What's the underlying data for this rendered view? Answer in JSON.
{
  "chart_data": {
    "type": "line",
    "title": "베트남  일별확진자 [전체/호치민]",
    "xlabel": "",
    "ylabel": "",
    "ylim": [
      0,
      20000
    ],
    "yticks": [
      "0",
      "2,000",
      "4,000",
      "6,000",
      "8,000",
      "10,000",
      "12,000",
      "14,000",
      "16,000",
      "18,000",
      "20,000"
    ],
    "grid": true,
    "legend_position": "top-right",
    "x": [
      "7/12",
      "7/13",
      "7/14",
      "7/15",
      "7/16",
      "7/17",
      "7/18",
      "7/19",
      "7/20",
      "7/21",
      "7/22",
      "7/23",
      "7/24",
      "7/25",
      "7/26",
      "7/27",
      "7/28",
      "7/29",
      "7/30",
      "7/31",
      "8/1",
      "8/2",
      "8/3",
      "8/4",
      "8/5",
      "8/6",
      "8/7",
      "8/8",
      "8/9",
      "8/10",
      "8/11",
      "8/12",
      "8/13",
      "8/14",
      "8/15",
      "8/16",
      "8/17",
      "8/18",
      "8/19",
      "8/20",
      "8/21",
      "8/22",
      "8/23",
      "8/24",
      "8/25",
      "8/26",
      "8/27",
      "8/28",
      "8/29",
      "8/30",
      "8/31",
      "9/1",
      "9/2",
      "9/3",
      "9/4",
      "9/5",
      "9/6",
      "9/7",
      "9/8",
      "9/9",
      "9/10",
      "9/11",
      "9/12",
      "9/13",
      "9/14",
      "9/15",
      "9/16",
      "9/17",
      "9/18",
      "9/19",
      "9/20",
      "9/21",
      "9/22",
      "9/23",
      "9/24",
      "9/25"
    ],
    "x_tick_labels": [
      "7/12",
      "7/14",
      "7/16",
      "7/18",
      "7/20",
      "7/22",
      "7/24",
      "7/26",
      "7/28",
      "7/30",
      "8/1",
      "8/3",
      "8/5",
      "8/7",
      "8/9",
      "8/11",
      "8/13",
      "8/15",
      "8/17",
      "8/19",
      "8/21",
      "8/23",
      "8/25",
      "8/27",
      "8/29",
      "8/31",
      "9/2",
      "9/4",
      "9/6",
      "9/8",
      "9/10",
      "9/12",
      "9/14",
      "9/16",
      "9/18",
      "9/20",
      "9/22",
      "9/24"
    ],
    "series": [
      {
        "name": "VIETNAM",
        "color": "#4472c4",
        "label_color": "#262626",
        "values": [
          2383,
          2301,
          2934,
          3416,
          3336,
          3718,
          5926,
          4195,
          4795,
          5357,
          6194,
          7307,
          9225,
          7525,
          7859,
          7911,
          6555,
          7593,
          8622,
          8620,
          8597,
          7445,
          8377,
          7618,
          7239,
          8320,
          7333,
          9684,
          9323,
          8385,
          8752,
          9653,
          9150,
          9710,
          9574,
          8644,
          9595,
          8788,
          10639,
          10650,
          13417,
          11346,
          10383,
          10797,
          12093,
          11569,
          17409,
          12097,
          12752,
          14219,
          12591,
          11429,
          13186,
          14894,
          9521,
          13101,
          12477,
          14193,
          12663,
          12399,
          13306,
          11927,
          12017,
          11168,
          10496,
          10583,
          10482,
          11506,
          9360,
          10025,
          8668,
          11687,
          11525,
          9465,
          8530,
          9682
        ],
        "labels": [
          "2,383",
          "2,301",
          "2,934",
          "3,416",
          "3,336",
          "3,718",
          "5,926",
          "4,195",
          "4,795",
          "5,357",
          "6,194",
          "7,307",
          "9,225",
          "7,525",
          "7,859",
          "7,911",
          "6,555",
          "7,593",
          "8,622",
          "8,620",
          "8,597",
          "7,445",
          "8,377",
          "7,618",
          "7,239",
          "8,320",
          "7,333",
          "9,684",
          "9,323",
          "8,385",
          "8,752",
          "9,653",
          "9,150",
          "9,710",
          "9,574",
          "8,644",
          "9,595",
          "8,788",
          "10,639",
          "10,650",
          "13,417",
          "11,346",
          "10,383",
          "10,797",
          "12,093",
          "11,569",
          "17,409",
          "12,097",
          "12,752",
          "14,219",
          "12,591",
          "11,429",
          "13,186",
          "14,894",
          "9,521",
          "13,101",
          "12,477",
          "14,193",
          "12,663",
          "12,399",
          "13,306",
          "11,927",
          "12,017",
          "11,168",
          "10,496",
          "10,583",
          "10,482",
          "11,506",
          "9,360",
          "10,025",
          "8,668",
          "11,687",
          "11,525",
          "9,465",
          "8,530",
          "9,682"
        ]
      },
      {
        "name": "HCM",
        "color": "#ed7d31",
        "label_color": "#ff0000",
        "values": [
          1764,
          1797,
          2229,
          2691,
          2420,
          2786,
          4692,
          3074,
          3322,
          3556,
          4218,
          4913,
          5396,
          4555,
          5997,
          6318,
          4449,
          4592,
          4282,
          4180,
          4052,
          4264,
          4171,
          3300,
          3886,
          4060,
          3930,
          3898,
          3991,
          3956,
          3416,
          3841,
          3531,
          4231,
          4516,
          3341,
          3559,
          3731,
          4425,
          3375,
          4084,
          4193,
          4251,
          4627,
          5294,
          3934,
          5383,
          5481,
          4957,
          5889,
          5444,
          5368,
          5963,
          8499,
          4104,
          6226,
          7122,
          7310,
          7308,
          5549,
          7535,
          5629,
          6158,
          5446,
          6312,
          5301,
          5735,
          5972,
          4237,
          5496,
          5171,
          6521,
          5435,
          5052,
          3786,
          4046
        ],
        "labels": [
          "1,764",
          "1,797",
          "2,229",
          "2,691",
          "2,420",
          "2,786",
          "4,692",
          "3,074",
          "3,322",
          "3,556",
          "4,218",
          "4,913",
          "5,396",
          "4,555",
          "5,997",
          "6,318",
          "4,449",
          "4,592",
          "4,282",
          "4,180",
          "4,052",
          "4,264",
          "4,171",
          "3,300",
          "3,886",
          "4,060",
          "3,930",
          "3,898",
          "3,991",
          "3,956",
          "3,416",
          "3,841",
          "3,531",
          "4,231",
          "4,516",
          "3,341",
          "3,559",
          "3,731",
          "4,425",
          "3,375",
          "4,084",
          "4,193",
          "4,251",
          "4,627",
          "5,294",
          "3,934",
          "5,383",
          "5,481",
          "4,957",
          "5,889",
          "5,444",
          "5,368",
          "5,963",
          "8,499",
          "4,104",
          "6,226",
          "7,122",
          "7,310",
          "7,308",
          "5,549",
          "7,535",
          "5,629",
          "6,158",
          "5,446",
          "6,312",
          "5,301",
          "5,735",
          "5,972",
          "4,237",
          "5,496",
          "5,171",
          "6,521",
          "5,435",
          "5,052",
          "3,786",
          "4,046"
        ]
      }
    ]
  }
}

^^^^

Transcribe every line of the data, exactly as it stands.

What's the underlying data for this rendered view? Answer in JSON.
{
  "chart_data": {
    "type": "line",
    "title": "베트남  일별확진자 [전체/호치민]",
    "xlabel": "",
    "ylabel": "",
    "ylim": [
      0,
      20000
    ],
    "yticks": [
      "0",
      "2,000",
      "4,000",
      "6,000",
      "8,000",
      "10,000",
      "12,000",
      "14,000",
      "16,000",
      "18,000",
      "20,000"
    ],
    "grid": true,
    "legend_position": "top-right",
    "x": [
      "7/12",
      "7/13",
      "7/14",
      "7/15",
      "7/16",
      "7/17",
      "7/18",
      "7/19",
      "7/20",
      "7/21",
      "7/22",
      "7/23",
      "7/24",
      "7/25",
      "7/26",
      "7/27",
      "7/28",
      "7/29",
      "7/30",
      "7/31",
      "8/1",
      "8/2",
      "8/3",
      "8/4",
      "8/5",
      "8/6",
      "8/7",
      "8/8",
      "8/9",
      "8/10",
      "8/11",
      "8/12",
      "8/13",
      "8/14",
      "8/15",
      "8/16",
      "8/17",
      "8/18",
      "8/19",
      "8/20",
      "8/21",
      "8/22",
      "8/23",
      "8/24",
      "8/25",
      "8/26",
      "8/27",
      "8/28",
      "8/29",
      "8/30",
      "8/31",
      "9/1",
      "9/2",
      "9/3",
      "9/4",
      "9/5",
      "9/6",
      "9/7",
      "9/8",
      "9/9",
      "9/10",
      "9/11",
      "9/12",
      "9/13",
      "9/14",
      "9/15",
      "9/16",
      "9/17",
      "9/18",
      "9/19",
      "9/20",
      "9/21",
      "9/22",
      "9/23",
      "9/24",
      "9/25"
    ],
    "x_tick_labels": [
      "7/12",
      "7/14",
      "7/16",
      "7/18",
      "7/20",
      "7/22",
      "7/24",
      "7/26",
      "7/28",
      "7/30",
      "8/1",
      "8/3",
      "8/5",
      "8/7",
      "8/9",
      "8/11",
      "8/13",
      "8/15",
      "8/17",
      "8/19",
      "8/21",
      "8/23",
      "8/25",
      "8/27",
      "8/29",
      "8/31",
      "9/2",
      "9/4",
      "9/6",
      "9/8",
      "9/10",
      "9/12",
      "9/14",
      "9/16",
      "9/18",
      "9/20",
      "9/22",
      "9/24"
    ],
    "series": [
      {
        "name": "VIETNAM",
        "color": "#4472c4",
        "label_color": "#262626",
        "values": [
          2383,
          2301,
          2934,
          3416,
          3336,
          3718,
          5926,
          4195,
          4795,
          5357,
          6194,
          7307,
          9225,
          7525,
          7859,
          7911,
          6555,
          7593,
          8622,
          8620,
          8597,
          7445,
          8377,
          7618,
          7239,
          8320,
          7333,
          9684,
          9323,
          8385,
          8752,
          9653,
          9150,
          9710,
          9574,
          8644,
          9595,
          8788,
          10639,
          10650,
          13417,
          11346,
          10383,
          10797,
          12093,
          11569,
          17409,
          12097,
          12752,
          14219,
          12591,
          11429,
          13186,
          14894,
          9521,
          13101,
          12477,
          14193,
          12663,
          12399,
          13306,
          11927,
          12017,
          11168,
          10496,
          10583,
          10482,
          11506,
          9360,
          10025,
          8668,
          11687,
          11525,
          9465,
          8530,
          9682
        ],
        "labels": [
          "2,383",
          "2,301",
          "2,934",
          "3,416",
          "3,336",
          "3,718",
          "5,926",
          "4,195",
          "4,795",
          "5,357",
          "6,194",
          "7,307",
          "9,225",
          "7,525",
          "7,859",
          "7,911",
          "6,555",
          "7,593",
          "8,622",
          "8,620",
          "8,597",
          "7,445",
          "8,377",
          "7,618",
          "7,239",
          "8,320",
          "7,333",
          "9,684",
          "9,323",
          "8,385",
          "8,752",
          "9,653",
          "9,150",
          "9,710",
          "9,574",
          "8,644",
          "9,595",
          "8,788",
          "10,639",
          "10,650",
          "13,417",
          "11,346",
          "10,383",
          "10,797",
          "12,093",
          "11,569",
          "17,409",
          "12,097",
          "12,752",
          "14,219",
          "12,591",
          "11,429",
          "13,186",
          "14,894",
          "9,521",
          "13,101",
          "12,477",
          "14,193",
          "12,663",
          "12,399",
          "13,306",
          "11,927",
          "12,017",
          "11,168",
          "10,496",
          "10,583",
          "10,482",
          "11,506",
          "9,360",
          "10,025",
          "8,668",
          "11,687",
          "11,525",
          "9,465",
          "8,530",
          "9,682"
        ]
      },
      {
        "name": "HCM",
        "color": "#ed7d31",
        "label_color": "#ff0000",
        "values": [
          1764,
          1797,
          2229,
          2691,
          2420,
          2786,
          4692,
          3074,
          3322,
          3556,
          4218,
          4913,
          5396,
          4555,
          5997,
          6318,
          4449,
          4592,
          4282,
          4180,
          4052,
          4264,
          4171,
          3300,
          3886,
          4060,
          3930,
          3898,
          3991,
          3956,
          3416,
          3841,
          3531,
          4231,
          4516,
          3341,
          3559,
          3731,
          4425,
          3375,
          4084,
          4193,
          4251,
          4627,
          5294,
          3934,
          5383,
          5481,
          4957,
          5889,
          5444,
          5368,
          5963,
          8499,
          4104,
          6226,
          7122,
          7310,
          7308,
          5549,
          7535,
          5629,
          6158,
          5446,
          6312,
          5301,
          5735,
          5972,
          4237,
          5496,
          5171,
          6521,
          5435,
          5052,
          3786,
          4046
        ],
        "labels": [
          "1,764",
          "1,797",
          "2,229",
          "2,691",
          "2,420",
          "2,786",
          "4,692",
          "3,074",
          "3,322",
          "3,556",
          "4,218",
          "4,913",
          "5,396",
          "4,555",
          "5,997",
          "6,318",
          "4,449",
          "4,592",
          "4,282",
          "4,180",
          "4,052",
          "4,264",
          "4,171",
          "3,300",
          "3,886",
          "4,060",
          "3,930",
          "3,898",
          "3,991",
          "3,956",
          "3,416",
          "3,841",
          "3,531",
          "4,231",
          "4,516",
          "3,341",
          "3,559",
          "3,731",
          "4,425",
          "3,375",
          "4,084",
          "4,193",
          "4,251",
          "4,627",
          "5,294",
          "3,934",
          "5,383",
          "5,481",
          "4,957",
          "5,889",
          "5,444",
          "5,368",
          "5,963",
          "8,499",
          "4,104",
          "6,226",
          "7,122",
          "7,310",
          "7,308",
          "5,549",
          "7,535",
          "5,629",
          "6,158",
          "5,446",
          "6,312",
          "5,301",
          "5,735",
          "5,972",
          "4,237",
          "5,496",
          "5,171",
          "6,521",
          "5,435",
          "5,052",
          "3,786",
          "4,046"
        ]
      }
    ]
  }
}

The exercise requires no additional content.